_What this task involves_
Find the lines below that contain the string "ROAD". Copy each one.
________________________
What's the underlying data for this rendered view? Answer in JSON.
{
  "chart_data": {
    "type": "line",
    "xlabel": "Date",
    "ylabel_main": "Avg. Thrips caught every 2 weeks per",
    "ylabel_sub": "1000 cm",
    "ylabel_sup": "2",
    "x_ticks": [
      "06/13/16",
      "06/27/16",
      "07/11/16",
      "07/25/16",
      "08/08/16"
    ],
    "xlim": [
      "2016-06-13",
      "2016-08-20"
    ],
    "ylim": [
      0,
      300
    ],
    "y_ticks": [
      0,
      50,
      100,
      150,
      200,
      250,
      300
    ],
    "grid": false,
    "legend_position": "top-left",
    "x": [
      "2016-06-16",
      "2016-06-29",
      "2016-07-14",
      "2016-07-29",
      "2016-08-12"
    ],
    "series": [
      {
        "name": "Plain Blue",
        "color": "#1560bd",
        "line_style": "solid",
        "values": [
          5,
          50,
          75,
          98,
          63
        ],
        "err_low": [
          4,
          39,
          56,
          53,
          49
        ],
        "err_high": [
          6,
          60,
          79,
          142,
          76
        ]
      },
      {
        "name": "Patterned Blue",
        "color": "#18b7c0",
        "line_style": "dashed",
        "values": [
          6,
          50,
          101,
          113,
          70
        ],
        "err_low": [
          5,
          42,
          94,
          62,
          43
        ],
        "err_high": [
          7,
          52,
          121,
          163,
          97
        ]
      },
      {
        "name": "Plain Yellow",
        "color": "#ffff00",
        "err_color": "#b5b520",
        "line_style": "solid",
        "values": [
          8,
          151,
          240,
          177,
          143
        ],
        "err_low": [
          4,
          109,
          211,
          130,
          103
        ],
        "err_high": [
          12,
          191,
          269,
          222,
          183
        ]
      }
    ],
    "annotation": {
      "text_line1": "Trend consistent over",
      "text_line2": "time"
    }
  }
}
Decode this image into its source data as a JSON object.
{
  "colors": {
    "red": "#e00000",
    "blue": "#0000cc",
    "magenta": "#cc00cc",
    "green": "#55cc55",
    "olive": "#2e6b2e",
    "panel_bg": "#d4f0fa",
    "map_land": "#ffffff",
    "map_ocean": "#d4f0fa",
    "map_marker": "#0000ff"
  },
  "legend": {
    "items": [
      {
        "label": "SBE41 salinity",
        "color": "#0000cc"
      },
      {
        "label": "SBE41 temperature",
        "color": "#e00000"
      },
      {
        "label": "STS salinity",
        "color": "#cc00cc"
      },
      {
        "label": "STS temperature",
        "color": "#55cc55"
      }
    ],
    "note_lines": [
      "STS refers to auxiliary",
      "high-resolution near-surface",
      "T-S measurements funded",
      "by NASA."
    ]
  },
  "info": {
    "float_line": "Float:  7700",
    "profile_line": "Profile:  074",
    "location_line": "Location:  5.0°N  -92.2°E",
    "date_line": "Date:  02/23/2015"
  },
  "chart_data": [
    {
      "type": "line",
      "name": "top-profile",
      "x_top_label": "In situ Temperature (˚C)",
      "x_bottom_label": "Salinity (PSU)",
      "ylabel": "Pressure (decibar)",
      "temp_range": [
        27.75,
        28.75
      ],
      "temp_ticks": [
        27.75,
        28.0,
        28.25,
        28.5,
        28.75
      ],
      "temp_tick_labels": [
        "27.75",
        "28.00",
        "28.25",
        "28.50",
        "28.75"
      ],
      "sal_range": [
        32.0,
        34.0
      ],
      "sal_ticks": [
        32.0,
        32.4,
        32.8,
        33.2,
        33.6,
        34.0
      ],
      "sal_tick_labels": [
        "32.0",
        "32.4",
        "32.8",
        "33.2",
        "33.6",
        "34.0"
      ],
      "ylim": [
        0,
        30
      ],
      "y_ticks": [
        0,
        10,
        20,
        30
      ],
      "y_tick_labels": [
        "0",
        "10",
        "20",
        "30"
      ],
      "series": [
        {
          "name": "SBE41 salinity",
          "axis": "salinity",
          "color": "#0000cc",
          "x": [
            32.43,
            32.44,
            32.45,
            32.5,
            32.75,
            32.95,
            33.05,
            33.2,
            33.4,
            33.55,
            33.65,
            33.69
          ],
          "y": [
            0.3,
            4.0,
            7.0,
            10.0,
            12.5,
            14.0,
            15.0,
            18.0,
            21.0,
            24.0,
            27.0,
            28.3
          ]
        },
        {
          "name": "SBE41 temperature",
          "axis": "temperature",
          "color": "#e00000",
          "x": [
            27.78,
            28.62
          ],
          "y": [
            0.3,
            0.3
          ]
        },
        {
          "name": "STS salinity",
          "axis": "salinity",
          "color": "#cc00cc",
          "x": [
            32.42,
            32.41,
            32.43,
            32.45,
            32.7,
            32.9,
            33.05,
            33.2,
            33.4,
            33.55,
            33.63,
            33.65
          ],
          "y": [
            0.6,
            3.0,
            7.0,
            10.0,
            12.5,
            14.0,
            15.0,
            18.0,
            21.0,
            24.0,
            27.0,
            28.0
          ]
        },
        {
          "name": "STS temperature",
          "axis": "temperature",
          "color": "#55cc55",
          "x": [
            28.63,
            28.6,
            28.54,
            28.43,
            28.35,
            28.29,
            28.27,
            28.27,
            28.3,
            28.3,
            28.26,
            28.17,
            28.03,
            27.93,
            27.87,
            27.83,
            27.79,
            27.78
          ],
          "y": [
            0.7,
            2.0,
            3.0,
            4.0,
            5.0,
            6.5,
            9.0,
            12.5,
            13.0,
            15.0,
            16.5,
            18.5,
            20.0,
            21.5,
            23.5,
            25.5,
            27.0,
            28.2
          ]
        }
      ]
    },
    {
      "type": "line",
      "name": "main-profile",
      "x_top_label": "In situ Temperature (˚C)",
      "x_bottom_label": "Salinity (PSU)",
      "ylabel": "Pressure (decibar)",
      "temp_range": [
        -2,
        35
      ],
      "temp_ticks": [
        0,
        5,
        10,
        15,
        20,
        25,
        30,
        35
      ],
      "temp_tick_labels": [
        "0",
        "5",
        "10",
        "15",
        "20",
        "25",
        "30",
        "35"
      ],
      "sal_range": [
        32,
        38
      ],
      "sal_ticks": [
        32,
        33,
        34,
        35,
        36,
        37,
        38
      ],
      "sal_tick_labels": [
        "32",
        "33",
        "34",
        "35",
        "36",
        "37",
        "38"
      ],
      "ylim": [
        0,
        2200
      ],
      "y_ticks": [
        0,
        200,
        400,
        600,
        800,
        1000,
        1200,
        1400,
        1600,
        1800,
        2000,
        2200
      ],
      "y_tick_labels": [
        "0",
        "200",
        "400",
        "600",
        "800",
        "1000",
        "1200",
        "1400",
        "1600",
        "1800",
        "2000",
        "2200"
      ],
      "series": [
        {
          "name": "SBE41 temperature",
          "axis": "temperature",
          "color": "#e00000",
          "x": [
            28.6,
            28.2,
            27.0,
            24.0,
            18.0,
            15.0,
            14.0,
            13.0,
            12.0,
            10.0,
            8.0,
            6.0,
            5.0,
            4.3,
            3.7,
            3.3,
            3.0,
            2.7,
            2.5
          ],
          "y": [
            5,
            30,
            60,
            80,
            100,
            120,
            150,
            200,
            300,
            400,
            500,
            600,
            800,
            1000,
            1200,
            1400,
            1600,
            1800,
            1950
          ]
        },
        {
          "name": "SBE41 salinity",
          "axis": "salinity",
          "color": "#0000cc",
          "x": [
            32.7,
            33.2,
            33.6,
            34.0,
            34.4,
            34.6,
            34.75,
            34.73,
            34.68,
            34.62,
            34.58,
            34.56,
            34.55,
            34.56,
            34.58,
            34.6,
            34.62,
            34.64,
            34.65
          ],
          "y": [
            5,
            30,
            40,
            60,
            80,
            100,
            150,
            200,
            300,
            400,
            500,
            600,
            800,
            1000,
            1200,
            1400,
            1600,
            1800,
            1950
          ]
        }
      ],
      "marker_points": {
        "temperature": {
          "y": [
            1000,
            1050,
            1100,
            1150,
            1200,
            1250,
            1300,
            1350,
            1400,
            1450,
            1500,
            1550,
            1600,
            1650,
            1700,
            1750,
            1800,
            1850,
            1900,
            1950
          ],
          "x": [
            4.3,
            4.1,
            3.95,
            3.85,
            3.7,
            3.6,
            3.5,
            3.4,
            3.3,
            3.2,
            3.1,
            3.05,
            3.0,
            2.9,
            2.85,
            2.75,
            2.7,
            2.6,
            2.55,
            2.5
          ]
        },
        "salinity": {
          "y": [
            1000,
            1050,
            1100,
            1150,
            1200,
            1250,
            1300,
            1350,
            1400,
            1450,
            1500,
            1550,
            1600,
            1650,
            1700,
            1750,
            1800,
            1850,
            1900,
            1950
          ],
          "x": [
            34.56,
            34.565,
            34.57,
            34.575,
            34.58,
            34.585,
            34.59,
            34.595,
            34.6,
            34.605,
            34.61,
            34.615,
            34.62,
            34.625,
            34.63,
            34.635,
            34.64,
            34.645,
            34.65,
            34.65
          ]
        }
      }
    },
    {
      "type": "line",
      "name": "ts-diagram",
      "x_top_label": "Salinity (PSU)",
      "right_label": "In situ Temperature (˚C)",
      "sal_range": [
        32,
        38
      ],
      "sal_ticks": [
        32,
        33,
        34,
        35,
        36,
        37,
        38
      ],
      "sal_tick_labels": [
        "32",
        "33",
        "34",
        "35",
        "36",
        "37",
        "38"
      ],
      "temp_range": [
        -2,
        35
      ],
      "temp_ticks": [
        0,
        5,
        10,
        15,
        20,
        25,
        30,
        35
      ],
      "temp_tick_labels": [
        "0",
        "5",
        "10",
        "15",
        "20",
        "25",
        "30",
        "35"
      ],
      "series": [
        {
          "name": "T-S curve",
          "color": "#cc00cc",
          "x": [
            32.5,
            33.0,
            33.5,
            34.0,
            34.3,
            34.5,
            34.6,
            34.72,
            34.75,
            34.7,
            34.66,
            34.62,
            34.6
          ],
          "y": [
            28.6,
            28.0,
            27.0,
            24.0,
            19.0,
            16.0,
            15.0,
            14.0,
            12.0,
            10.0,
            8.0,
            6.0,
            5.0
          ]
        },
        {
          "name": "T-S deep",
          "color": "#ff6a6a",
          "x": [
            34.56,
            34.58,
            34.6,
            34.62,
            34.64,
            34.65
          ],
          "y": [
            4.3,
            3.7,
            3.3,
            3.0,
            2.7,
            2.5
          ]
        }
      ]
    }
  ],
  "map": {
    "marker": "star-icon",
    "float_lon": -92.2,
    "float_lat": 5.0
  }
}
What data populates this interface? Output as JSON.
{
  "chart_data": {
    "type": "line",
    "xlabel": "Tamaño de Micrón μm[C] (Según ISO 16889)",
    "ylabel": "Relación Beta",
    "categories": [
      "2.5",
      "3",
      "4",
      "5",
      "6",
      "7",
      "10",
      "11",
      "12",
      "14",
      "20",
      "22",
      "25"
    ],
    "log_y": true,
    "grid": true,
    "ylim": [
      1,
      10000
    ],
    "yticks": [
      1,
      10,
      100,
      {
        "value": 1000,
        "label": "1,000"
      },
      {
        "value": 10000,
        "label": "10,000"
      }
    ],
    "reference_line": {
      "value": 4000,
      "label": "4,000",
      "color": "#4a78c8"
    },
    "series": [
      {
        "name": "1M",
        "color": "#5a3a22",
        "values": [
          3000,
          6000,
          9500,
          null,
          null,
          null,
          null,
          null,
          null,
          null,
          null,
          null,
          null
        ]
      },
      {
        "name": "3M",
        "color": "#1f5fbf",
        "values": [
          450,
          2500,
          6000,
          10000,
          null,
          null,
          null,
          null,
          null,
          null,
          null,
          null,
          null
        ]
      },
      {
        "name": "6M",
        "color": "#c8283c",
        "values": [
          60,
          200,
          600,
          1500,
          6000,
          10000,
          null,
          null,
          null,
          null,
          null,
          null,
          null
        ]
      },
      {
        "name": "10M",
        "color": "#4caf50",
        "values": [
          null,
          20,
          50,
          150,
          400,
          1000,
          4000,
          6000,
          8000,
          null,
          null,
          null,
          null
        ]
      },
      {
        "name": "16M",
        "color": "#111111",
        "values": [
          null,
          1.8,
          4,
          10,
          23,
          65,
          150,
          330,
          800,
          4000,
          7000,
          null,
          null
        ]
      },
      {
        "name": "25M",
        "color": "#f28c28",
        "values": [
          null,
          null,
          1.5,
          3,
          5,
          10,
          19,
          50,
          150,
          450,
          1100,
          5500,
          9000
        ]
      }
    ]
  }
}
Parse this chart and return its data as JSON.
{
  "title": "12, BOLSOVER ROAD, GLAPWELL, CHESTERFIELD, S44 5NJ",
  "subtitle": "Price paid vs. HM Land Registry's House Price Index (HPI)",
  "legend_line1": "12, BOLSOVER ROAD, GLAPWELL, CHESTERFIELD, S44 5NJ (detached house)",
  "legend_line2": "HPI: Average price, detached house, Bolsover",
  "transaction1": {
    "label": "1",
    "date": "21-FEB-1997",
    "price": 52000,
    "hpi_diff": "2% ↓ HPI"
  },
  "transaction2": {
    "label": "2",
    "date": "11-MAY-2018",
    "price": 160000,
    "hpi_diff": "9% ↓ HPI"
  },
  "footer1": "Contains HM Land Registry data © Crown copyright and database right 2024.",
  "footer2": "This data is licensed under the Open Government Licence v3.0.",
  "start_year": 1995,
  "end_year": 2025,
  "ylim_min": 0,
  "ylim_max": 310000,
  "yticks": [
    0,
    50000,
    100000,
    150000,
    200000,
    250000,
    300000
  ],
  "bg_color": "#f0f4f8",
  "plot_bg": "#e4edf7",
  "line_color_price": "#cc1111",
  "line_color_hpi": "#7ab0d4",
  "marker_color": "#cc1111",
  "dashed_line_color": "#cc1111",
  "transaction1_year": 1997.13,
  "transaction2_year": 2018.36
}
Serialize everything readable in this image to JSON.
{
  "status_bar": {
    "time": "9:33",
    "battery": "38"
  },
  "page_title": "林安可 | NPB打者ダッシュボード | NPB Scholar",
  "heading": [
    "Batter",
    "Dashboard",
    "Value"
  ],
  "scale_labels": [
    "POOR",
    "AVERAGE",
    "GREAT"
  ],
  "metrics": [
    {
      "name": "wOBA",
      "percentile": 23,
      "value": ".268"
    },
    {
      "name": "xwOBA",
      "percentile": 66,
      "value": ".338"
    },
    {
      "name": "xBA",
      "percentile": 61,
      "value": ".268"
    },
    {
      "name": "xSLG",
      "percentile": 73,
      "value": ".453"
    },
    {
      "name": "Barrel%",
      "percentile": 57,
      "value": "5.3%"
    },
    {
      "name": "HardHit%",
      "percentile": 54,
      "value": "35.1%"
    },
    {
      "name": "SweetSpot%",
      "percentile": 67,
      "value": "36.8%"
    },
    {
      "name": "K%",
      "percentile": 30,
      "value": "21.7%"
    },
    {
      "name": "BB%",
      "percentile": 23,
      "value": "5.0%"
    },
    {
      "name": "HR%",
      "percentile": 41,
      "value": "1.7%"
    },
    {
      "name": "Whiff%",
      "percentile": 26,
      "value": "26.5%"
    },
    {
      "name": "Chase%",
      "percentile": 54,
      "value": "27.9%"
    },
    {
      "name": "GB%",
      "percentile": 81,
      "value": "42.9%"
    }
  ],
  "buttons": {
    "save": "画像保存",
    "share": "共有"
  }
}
________________________
_Exercise response_
  "title": "12, BOLSOVER ROAD, GLAPWELL, CHESTERFIELD, S44 5NJ",
  "legend_line1": "12, BOLSOVER ROAD, GLAPWELL, CHESTERFIELD, S44 5NJ (detached house)",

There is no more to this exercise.